Report only the number of lines holding "Donne".

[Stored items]

________

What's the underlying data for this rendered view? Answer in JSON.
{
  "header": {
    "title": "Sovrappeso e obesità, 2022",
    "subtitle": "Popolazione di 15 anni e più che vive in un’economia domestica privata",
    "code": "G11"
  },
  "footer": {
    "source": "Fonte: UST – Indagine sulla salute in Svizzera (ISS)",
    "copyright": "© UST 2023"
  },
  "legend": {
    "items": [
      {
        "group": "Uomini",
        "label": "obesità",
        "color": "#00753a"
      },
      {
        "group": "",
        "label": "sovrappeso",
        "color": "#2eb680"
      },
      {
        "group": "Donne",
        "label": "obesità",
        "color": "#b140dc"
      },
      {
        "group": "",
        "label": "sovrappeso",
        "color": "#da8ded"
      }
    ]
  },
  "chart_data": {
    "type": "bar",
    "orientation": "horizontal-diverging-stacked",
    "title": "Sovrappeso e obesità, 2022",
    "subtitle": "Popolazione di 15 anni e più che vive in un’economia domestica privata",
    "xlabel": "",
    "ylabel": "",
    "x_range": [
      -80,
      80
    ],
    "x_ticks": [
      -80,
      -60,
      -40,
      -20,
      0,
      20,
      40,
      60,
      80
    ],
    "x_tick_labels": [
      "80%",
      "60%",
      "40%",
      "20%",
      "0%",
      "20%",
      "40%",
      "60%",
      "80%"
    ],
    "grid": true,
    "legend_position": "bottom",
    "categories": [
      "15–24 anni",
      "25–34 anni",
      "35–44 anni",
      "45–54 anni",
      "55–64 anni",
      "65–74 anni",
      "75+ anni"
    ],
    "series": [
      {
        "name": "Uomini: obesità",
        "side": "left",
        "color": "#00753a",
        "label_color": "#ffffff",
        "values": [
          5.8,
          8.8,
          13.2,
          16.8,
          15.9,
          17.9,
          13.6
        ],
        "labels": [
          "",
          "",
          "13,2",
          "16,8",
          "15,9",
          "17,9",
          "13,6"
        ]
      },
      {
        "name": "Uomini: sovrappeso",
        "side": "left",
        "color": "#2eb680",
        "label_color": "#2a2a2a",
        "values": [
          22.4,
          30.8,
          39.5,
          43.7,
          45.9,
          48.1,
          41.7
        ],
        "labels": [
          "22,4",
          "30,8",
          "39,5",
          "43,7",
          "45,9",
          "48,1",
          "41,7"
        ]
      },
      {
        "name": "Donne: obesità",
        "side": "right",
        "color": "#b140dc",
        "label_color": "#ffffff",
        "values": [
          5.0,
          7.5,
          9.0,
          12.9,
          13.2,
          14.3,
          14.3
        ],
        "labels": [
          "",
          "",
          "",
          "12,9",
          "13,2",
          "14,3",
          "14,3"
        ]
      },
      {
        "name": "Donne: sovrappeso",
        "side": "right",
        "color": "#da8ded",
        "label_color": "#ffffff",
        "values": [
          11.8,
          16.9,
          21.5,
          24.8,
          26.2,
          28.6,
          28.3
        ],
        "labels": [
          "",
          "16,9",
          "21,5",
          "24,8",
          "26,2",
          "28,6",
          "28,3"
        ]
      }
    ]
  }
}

________

* _Answer_
3